[Begin RECORDED DATA]
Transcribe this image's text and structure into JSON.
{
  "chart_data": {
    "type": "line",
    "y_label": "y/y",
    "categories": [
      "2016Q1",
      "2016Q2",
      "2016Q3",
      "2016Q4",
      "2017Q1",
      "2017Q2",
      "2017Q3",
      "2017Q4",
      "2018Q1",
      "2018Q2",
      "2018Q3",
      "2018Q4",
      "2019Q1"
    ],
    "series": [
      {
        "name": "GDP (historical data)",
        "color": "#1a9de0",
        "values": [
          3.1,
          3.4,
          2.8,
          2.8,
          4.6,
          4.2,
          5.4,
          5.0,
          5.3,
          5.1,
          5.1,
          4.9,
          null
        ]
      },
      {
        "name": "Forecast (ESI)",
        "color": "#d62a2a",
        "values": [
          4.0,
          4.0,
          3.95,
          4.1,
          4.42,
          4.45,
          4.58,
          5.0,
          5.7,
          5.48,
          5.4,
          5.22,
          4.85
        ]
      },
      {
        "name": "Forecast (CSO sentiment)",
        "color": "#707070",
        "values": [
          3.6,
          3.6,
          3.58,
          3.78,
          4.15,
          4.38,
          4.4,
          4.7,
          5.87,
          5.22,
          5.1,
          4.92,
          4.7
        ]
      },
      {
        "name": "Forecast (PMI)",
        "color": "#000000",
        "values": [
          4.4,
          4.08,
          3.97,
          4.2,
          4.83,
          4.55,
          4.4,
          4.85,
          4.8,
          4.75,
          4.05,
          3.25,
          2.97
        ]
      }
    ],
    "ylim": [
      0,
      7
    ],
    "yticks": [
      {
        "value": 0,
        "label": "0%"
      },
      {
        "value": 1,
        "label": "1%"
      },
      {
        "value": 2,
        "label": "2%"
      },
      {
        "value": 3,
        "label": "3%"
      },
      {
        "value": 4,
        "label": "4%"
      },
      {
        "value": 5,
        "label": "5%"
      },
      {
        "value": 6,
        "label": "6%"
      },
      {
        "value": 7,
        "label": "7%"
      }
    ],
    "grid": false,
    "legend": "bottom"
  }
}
[End RECORDED DATA]
> _CHALLENGE_: Copy down every line of the entries containing the word "Forecast".

> _TASK RESPONSE_:
        "name": "Forecast (ESI)",
        "name": "Forecast (CSO sentiment)",
        "name": "Forecast (PMI)",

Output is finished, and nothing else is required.